Stored rows
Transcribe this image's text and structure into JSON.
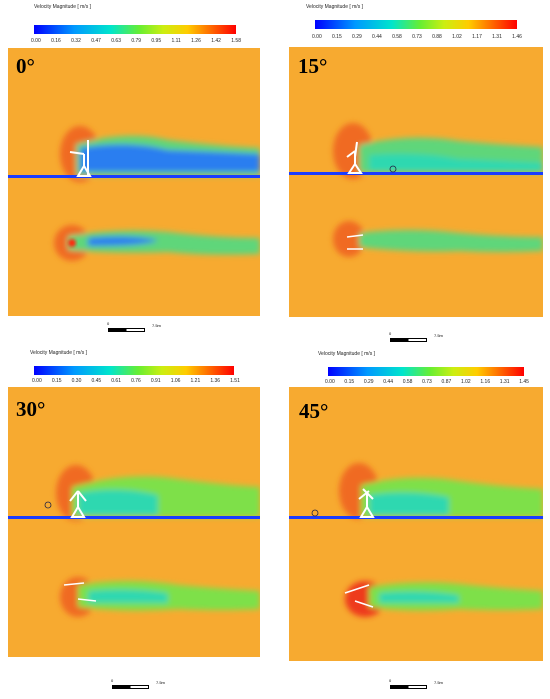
{
  "panels": [
    {
      "id": "p0",
      "angle_label": "0°",
      "colorbar": {
        "title": "Velocity Magnitude [ m/s ]",
        "ticks": [
          "0.00",
          "0.16",
          "0.32",
          "0.47",
          "0.63",
          "0.79",
          "0.95",
          "1.11",
          "1.26",
          "1.42",
          "1.58"
        ]
      },
      "scale": {
        "start": "0",
        "end": "7.5m"
      }
    },
    {
      "id": "p15",
      "angle_label": "15°",
      "colorbar": {
        "title": "Velocity Magnitude [ m/s ]",
        "ticks": [
          "0.00",
          "0.15",
          "0.29",
          "0.44",
          "0.58",
          "0.73",
          "0.88",
          "1.02",
          "1.17",
          "1.31",
          "1.46"
        ]
      },
      "scale": {
        "start": "0",
        "end": "7.5m"
      }
    },
    {
      "id": "p30",
      "angle_label": "30°",
      "colorbar": {
        "title": "Velocity Magnitude [ m/s ]",
        "ticks": [
          "0.00",
          "0.15",
          "0.30",
          "0.45",
          "0.61",
          "0.76",
          "0.91",
          "1.06",
          "1.21",
          "1.36",
          "1.51"
        ]
      },
      "scale": {
        "start": "0",
        "end": "7.5m"
      }
    },
    {
      "id": "p45",
      "angle_label": "45°",
      "colorbar": {
        "title": "Velocity Magnitude [ m/s ]",
        "ticks": [
          "0.00",
          "0.15",
          "0.29",
          "0.44",
          "0.58",
          "0.73",
          "0.87",
          "1.02",
          "1.16",
          "1.31",
          "1.45"
        ]
      },
      "scale": {
        "start": "0",
        "end": "7.5m"
      }
    }
  ],
  "colors": {
    "background_flow": "#f7aa30",
    "wake_low": "#1a5fe6",
    "wake_mid": "#2fd8b0",
    "wake_green": "#7ee04a",
    "stagnation": "#ee3a1a",
    "ground": "#1a3cff"
  }
}
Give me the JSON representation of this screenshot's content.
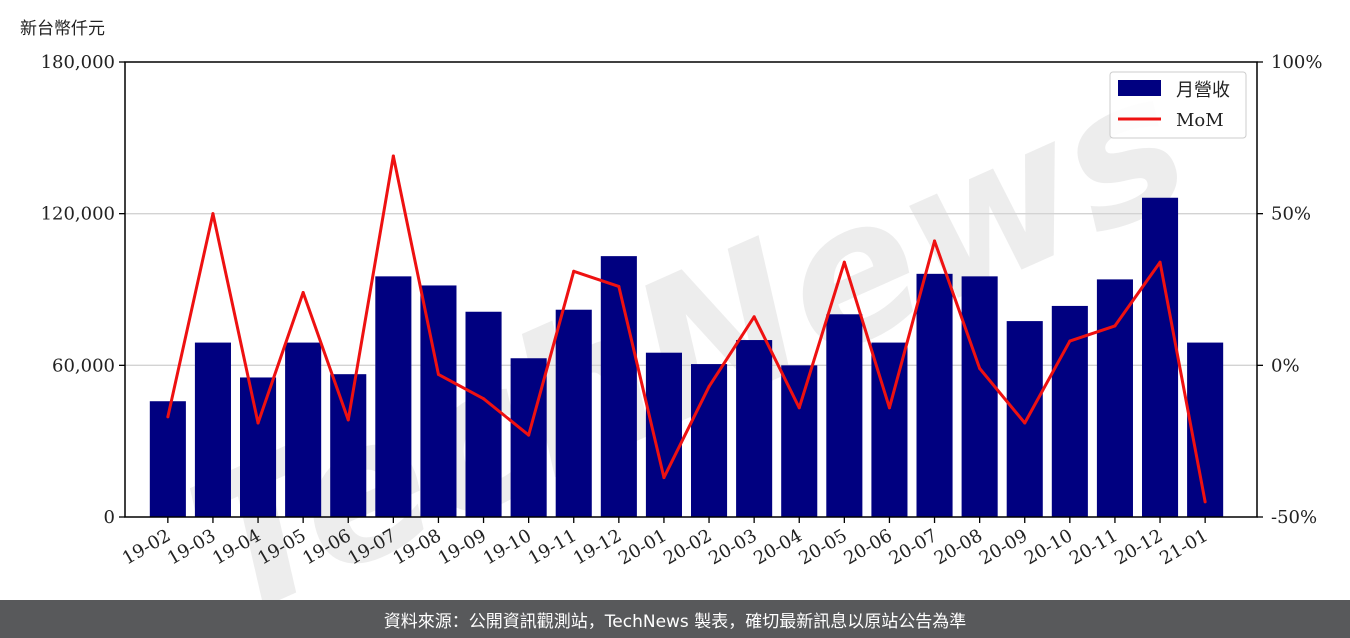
{
  "chart_data": {
    "type": "bar+line",
    "y_left_unit_label": "新台幣仟元",
    "categories": [
      "19-02",
      "19-03",
      "19-04",
      "19-05",
      "19-06",
      "19-07",
      "19-08",
      "19-09",
      "19-10",
      "19-11",
      "19-12",
      "20-01",
      "20-02",
      "20-03",
      "20-04",
      "20-05",
      "20-06",
      "20-07",
      "20-08",
      "20-09",
      "20-10",
      "20-11",
      "20-12",
      "21-01"
    ],
    "series": [
      {
        "name": "月營收",
        "type": "bar",
        "axis": "left",
        "color": "#000080",
        "values": [
          45800,
          69000,
          55200,
          69000,
          56500,
          95200,
          91600,
          81200,
          62800,
          82000,
          103200,
          65000,
          60500,
          70000,
          60000,
          80200,
          69000,
          96200,
          95200,
          77500,
          83500,
          94000,
          126300,
          69000
        ]
      },
      {
        "name": "MoM",
        "type": "line",
        "axis": "right",
        "color": "#ee1111",
        "values": [
          -17,
          50,
          -19,
          24,
          -18,
          69,
          -3,
          -11,
          -23,
          31,
          26,
          -37,
          -7,
          16,
          -14,
          34,
          -14,
          41,
          -1,
          -19,
          8,
          13,
          34,
          -45
        ]
      }
    ],
    "y_left": {
      "min": 0,
      "max": 180000,
      "ticks": [
        "0",
        "60,000",
        "120,000",
        "180,000"
      ],
      "tick_values": [
        0,
        60000,
        120000,
        180000
      ]
    },
    "y_right": {
      "min": -50,
      "max": 100,
      "ticks": [
        "-50%",
        "0%",
        "50%",
        "100%"
      ],
      "tick_values": [
        -50,
        0,
        50,
        100
      ]
    },
    "grid": "horizontal",
    "legend_position": "top-right"
  },
  "watermark": "TechNews",
  "footer_text": "資料來源：公開資訊觀測站，TechNews 製表，確切最新訊息以原站公告為準"
}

Directive
Go through the entries above and output them exactly, without pictures.

Solution to this exercise
Transcribe this image's text and structure into JSON.
{
  "panels": [
    {
      "id": "p0",
      "angle_label": "0°",
      "colorbar": {
        "title": "Velocity Magnitude [ m/s ]",
        "ticks": [
          "0.00",
          "0.16",
          "0.32",
          "0.47",
          "0.63",
          "0.79",
          "0.95",
          "1.11",
          "1.26",
          "1.42",
          "1.58"
        ]
      },
      "scale": {
        "start": "0",
        "end": "7.5m"
      }
    },
    {
      "id": "p15",
      "angle_label": "15°",
      "colorbar": {
        "title": "Velocity Magnitude [ m/s ]",
        "ticks": [
          "0.00",
          "0.15",
          "0.29",
          "0.44",
          "0.58",
          "0.73",
          "0.88",
          "1.02",
          "1.17",
          "1.31",
          "1.46"
        ]
      },
      "scale": {
        "start": "0",
        "end": "7.5m"
      }
    },
    {
      "id": "p30",
      "angle_label": "30°",
      "colorbar": {
        "title": "Velocity Magnitude [ m/s ]",
        "ticks": [
          "0.00",
          "0.15",
          "0.30",
          "0.45",
          "0.61",
          "0.76",
          "0.91",
          "1.06",
          "1.21",
          "1.36",
          "1.51"
        ]
      },
      "scale": {
        "start": "0",
        "end": "7.5m"
      }
    },
    {
      "id": "p45",
      "angle_label": "45°",
      "colorbar": {
        "title": "Velocity Magnitude [ m/s ]",
        "ticks": [
          "0.00",
          "0.15",
          "0.29",
          "0.44",
          "0.58",
          "0.73",
          "0.87",
          "1.02",
          "1.16",
          "1.31",
          "1.45"
        ]
      },
      "scale": {
        "start": "0",
        "end": "7.5m"
      }
    }
  ],
  "colors": {
    "background_flow": "#f7aa30",
    "wake_low": "#1a5fe6",
    "wake_mid": "#2fd8b0",
    "wake_green": "#7ee04a",
    "stagnation": "#ee3a1a",
    "ground": "#1a3cff"
  }
}
Give me the JSON representation of this screenshot's content.
{
  "chart_data": {
    "type": "bar+line",
    "y_left_unit_label": "新台幣仟元",
    "categories": [
      "19-02",
      "19-03",
      "19-04",
      "19-05",
      "19-06",
      "19-07",
      "19-08",
      "19-09",
      "19-10",
      "19-11",
      "19-12",
      "20-01",
      "20-02",
      "20-03",
      "20-04",
      "20-05",
      "20-06",
      "20-07",
      "20-08",
      "20-09",
      "20-10",
      "20-11",
      "20-12",
      "21-01"
    ],
    "series": [
      {
        "name": "月營收",
        "type": "bar",
        "axis": "left",
        "color": "#000080",
        "values": [
          45800,
          69000,
          55200,
          69000,
          56500,
          95200,
          91600,
          81200,
          62800,
          82000,
          103200,
          65000,
          60500,
          70000,
          60000,
          80200,
          69000,
          96200,
          95200,
          77500,
          83500,
          94000,
          126300,
          69000
        ]
      },
      {
        "name": "MoM",
        "type": "line",
        "axis": "right",
        "color": "#ee1111",
        "values": [
          -17,
          50,
          -19,
          24,
          -18,
          69,
          -3,
          -11,
          -23,
          31,
          26,
          -37,
          -7,
          16,
          -14,
          34,
          -14,
          41,
          -1,
          -19,
          8,
          13,
          34,
          -45
        ]
      }
    ],
    "y_left": {
      "min": 0,
      "max": 180000,
      "ticks": [
        "0",
        "60,000",
        "120,000",
        "180,000"
      ],
      "tick_values": [
        0,
        60000,
        120000,
        180000
      ]
    },
    "y_right": {
      "min": -50,
      "max": 100,
      "ticks": [
        "-50%",
        "0%",
        "50%",
        "100%"
      ],
      "tick_values": [
        -50,
        0,
        50,
        100
      ]
    },
    "grid": "horizontal",
    "legend_position": "top-right"
  },
  "watermark": "TechNews",
  "footer_text": "資料來源：公開資訊觀測站，TechNews 製表，確切最新訊息以原站公告為準"
}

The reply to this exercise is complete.